◆ **Set problem**: Where a line contains the word "back", copy that line in full.

◆ **Records to process**:

* START *

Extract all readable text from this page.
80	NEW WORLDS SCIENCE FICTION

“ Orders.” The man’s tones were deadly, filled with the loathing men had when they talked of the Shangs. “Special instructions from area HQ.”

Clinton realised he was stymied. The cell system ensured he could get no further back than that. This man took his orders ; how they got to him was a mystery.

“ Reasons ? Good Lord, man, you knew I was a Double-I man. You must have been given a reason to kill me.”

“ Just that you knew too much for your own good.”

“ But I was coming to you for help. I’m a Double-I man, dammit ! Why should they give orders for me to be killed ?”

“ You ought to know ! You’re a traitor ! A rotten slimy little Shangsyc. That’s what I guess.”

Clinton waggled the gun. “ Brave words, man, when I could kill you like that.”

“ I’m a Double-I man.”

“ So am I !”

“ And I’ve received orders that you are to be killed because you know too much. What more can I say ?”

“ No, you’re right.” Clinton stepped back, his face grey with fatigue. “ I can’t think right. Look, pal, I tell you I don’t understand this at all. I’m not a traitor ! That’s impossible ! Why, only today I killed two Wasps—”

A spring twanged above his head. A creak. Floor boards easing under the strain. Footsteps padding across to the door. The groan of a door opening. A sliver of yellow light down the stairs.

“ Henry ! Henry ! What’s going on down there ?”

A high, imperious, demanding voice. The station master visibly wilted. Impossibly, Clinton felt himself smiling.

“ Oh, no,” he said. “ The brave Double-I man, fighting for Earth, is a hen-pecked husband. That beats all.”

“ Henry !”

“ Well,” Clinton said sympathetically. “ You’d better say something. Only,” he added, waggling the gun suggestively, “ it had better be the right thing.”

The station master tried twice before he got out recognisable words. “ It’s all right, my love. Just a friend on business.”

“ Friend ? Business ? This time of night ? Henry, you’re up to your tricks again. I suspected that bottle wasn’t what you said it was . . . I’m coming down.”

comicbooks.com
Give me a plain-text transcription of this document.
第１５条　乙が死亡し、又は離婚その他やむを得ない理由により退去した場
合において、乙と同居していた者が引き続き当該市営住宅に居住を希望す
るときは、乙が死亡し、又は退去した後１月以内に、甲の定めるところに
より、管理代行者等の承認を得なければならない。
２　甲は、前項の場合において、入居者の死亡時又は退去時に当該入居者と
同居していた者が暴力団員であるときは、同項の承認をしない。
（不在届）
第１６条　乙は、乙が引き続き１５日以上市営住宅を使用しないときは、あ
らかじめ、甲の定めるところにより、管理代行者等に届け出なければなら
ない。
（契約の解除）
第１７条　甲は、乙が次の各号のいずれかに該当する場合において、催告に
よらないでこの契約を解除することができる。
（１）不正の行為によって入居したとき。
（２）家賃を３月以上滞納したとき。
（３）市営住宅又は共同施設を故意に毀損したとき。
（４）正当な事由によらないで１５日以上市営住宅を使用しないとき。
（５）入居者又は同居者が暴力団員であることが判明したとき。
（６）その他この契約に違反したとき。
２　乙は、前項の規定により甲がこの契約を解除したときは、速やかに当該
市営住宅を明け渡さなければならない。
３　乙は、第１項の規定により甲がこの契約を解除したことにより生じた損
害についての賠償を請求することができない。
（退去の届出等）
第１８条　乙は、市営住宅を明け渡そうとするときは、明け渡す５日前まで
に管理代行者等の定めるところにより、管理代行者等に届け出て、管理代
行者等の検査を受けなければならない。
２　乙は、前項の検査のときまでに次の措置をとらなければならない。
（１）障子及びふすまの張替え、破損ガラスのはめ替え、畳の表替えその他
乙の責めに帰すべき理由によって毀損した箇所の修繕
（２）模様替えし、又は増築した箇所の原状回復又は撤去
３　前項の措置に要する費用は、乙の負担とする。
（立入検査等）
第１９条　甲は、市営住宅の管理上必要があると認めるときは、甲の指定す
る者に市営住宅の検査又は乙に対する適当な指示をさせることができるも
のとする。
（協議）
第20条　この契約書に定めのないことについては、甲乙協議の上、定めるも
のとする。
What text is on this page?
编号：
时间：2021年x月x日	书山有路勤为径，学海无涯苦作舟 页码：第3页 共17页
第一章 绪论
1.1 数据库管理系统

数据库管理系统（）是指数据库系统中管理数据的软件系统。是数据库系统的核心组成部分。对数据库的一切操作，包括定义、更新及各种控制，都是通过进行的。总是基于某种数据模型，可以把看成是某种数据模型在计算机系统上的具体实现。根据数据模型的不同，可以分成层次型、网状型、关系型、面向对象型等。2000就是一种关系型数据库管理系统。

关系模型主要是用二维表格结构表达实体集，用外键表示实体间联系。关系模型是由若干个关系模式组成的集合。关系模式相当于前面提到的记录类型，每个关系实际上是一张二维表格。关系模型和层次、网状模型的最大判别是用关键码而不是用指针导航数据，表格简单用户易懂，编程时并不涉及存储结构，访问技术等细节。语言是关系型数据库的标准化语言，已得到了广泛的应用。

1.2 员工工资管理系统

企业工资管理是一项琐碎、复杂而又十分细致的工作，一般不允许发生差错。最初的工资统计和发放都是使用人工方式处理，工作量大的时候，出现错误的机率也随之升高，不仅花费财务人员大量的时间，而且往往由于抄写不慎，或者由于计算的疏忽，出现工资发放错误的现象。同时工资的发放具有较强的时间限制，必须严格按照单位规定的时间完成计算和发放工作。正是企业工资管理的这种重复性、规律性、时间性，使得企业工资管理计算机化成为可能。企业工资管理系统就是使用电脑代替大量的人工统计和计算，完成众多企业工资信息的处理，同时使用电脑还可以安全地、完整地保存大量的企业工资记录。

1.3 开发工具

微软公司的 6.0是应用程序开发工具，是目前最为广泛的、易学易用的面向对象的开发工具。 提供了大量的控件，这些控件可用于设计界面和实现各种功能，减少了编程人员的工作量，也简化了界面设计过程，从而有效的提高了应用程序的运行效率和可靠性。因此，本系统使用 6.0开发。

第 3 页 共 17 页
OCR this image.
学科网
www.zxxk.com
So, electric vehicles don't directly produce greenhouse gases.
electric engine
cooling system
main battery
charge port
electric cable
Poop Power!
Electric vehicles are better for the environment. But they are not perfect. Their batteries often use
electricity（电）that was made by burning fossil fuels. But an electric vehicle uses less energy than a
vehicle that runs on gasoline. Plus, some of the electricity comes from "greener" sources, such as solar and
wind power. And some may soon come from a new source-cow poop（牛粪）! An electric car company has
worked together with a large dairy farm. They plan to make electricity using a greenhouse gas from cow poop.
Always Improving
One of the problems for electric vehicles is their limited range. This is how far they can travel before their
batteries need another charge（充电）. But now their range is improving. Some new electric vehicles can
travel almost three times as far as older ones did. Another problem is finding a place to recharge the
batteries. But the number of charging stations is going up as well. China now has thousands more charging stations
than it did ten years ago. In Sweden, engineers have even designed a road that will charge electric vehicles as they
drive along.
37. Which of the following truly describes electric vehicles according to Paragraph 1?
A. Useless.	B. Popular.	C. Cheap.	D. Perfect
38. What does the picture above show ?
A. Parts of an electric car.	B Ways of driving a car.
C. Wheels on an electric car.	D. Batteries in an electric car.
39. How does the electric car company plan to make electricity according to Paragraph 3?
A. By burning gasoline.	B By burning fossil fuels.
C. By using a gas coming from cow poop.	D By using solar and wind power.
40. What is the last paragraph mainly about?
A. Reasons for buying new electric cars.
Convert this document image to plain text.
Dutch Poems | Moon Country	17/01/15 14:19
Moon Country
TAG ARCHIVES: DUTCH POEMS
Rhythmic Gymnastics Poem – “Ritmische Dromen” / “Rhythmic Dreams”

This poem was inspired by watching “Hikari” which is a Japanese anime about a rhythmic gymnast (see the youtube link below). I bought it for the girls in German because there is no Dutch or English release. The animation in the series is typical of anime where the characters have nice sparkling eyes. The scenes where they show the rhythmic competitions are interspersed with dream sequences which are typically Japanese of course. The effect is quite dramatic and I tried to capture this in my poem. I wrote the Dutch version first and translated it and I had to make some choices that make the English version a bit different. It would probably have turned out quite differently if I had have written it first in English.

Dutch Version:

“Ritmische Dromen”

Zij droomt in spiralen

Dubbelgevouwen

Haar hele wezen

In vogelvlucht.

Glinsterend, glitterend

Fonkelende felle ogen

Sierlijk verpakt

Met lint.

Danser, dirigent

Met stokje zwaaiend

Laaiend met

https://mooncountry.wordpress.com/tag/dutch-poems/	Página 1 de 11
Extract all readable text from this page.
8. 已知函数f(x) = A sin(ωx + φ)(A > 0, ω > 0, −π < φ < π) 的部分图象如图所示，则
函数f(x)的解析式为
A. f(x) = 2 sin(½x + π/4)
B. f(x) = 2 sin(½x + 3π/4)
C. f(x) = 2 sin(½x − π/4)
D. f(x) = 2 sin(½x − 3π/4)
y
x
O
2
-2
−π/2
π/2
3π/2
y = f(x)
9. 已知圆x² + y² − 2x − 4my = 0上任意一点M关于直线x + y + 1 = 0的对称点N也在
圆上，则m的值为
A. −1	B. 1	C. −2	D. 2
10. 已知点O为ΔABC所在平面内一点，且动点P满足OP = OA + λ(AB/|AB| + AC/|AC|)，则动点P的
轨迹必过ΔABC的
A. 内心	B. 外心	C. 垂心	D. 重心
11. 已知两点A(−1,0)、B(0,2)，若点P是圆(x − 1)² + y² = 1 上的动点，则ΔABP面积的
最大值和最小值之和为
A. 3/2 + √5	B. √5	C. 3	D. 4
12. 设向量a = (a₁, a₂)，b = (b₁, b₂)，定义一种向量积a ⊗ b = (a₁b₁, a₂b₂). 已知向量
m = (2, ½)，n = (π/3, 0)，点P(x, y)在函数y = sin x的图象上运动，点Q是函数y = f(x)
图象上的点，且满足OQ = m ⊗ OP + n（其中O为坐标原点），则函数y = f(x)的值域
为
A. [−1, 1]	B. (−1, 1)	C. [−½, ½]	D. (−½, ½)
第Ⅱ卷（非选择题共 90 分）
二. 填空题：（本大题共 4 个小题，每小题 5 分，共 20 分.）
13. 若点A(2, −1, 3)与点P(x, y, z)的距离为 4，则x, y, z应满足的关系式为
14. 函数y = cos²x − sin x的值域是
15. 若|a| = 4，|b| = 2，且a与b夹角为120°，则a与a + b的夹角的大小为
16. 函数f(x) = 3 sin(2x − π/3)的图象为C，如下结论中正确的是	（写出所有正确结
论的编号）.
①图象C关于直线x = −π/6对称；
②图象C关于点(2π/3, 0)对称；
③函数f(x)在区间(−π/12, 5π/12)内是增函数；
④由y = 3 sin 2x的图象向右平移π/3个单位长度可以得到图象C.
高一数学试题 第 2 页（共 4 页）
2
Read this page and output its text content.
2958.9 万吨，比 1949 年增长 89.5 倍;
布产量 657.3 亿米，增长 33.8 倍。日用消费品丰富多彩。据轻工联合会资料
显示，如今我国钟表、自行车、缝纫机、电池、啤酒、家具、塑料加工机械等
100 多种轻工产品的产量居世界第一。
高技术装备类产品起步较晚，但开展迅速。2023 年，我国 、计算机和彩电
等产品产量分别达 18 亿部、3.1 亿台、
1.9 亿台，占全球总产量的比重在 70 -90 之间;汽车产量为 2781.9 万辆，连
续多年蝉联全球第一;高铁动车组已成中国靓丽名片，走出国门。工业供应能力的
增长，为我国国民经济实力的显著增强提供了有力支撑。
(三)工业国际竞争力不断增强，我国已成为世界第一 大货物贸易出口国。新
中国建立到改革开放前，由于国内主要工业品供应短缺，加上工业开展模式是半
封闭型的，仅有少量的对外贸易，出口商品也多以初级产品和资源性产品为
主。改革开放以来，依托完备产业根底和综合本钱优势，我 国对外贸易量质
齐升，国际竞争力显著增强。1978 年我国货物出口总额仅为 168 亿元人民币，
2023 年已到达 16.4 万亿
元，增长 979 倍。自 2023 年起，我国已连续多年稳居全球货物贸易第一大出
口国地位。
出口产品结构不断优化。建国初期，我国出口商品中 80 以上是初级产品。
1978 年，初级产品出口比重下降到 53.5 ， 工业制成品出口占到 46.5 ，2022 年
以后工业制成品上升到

* END *

◆ **Answer to this task**:
Clinton realised he was stymied. The cell system ensured he could get no further back than that. This man took his orders ; how they got to him was a mystery.
“ No, you’re right.” Clinton stepped back, his face grey with fatigue. “ I can’t think right. Look, pal, I tell you I don’t understand this at all. I’m not a traitor ! That’s impossible ! Why, only today I killed two Wasps—”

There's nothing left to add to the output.